[Dataset items]
[START]

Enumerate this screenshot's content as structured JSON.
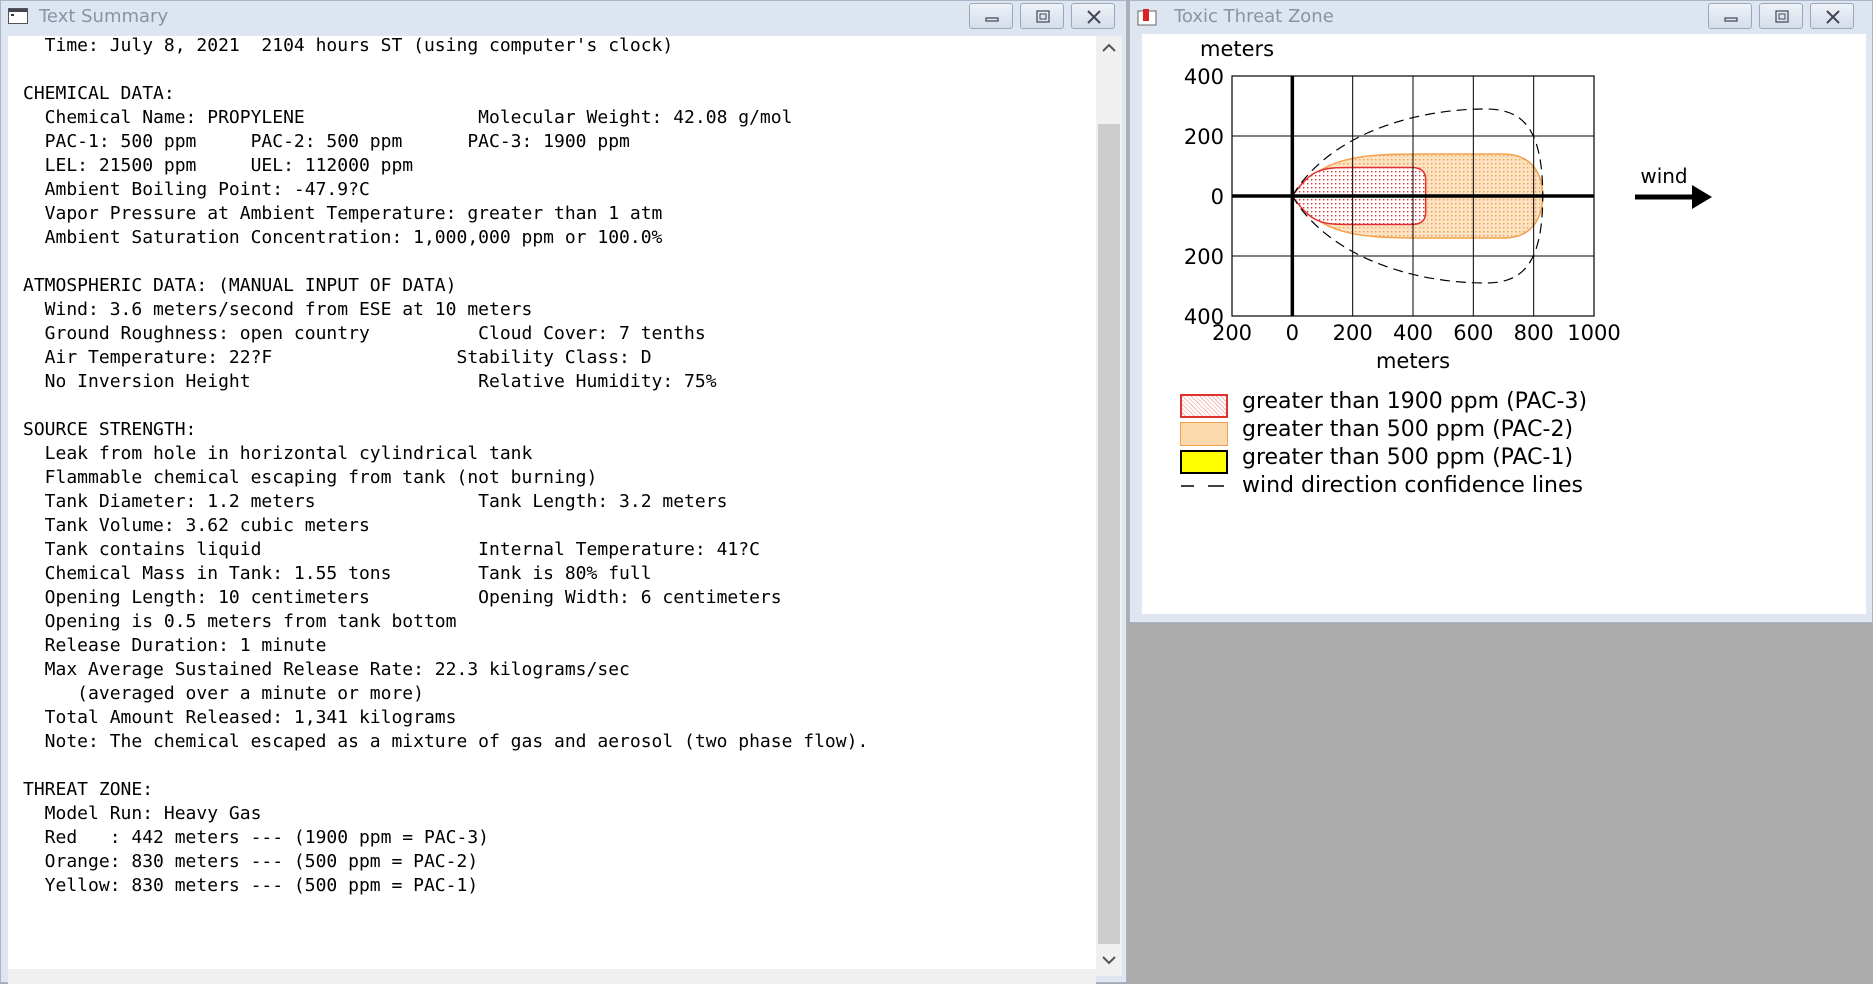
{
  "text_window": {
    "title": "Text Summary",
    "lines": [
      "  Time: July 8, 2021  2104 hours ST (using computer's clock)",
      "",
      "CHEMICAL DATA:",
      "  Chemical Name: PROPYLENE                Molecular Weight: 42.08 g/mol",
      "  PAC-1: 500 ppm     PAC-2: 500 ppm      PAC-3: 1900 ppm",
      "  LEL: 21500 ppm     UEL: 112000 ppm",
      "  Ambient Boiling Point: -47.9?C",
      "  Vapor Pressure at Ambient Temperature: greater than 1 atm",
      "  Ambient Saturation Concentration: 1,000,000 ppm or 100.0%",
      "",
      "ATMOSPHERIC DATA: (MANUAL INPUT OF DATA)",
      "  Wind: 3.6 meters/second from ESE at 10 meters",
      "  Ground Roughness: open country          Cloud Cover: 7 tenths",
      "  Air Temperature: 22?F                 Stability Class: D",
      "  No Inversion Height                     Relative Humidity: 75%",
      "",
      "SOURCE STRENGTH:",
      "  Leak from hole in horizontal cylindrical tank",
      "  Flammable chemical escaping from tank (not burning)",
      "  Tank Diameter: 1.2 meters               Tank Length: 3.2 meters",
      "  Tank Volume: 3.62 cubic meters",
      "  Tank contains liquid                    Internal Temperature: 41?C",
      "  Chemical Mass in Tank: 1.55 tons        Tank is 80% full",
      "  Opening Length: 10 centimeters          Opening Width: 6 centimeters",
      "  Opening is 0.5 meters from tank bottom",
      "  Release Duration: 1 minute",
      "  Max Average Sustained Release Rate: 22.3 kilograms/sec",
      "     (averaged over a minute or more)",
      "  Total Amount Released: 1,341 kilograms",
      "  Note: The chemical escaped as a mixture of gas and aerosol (two phase flow).",
      "",
      "THREAT ZONE:",
      "  Model Run: Heavy Gas",
      "  Red   : 442 meters --- (1900 ppm = PAC-3)",
      "  Orange: 830 meters --- (500 ppm = PAC-2)",
      "  Yellow: 830 meters --- (500 ppm = PAC-1)"
    ]
  },
  "chart_window": {
    "title": "Toxic Threat Zone",
    "wind_label": "wind",
    "legend": [
      {
        "label": "greater than 1900 ppm (PAC-3)",
        "color": "#e03030",
        "style": "dotted-fill"
      },
      {
        "label": "greater than 500 ppm (PAC-2)",
        "color": "#f7b56b",
        "style": "dotted-fill"
      },
      {
        "label": "greater than 500 ppm (PAC-1)",
        "color": "#ffff00",
        "style": "solid-fill"
      },
      {
        "label": "wind direction confidence lines",
        "color": "#000000",
        "style": "dashed-line"
      }
    ]
  },
  "chart_data": {
    "type": "area",
    "xlabel": "meters",
    "ylabel": "meters",
    "xlim": [
      -200,
      1000
    ],
    "ylim": [
      -400,
      400
    ],
    "x_ticks": [
      "200",
      "0",
      "200",
      "400",
      "600",
      "800",
      "1000"
    ],
    "y_ticks": [
      "400",
      "200",
      "0",
      "200",
      "400"
    ],
    "grid": true,
    "zones": [
      {
        "name": "PAC-3",
        "max_downwind_m": 442,
        "max_halfwidth_m": 95,
        "color": "#e03030"
      },
      {
        "name": "PAC-2",
        "max_downwind_m": 830,
        "max_halfwidth_m": 140,
        "color": "#f7b56b"
      },
      {
        "name": "PAC-1",
        "max_downwind_m": 830,
        "max_halfwidth_m": 140,
        "color": "#ffff00"
      }
    ],
    "confidence_lines": {
      "max_downwind_m": 830,
      "max_halfwidth_m": 290
    }
  }
}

[END]

#### WRITTEN REQUEST:
Point out every line holding the string "greater" and copy it.

#### EXERCISE RESPONSE:
      "  Vapor Pressure at Ambient Temperature: greater than 1 atm",
        "label": "greater than 1900 ppm (PAC-3)",
        "label": "greater than 500 ppm (PAC-2)",
        "label": "greater than 500 ppm (PAC-1)",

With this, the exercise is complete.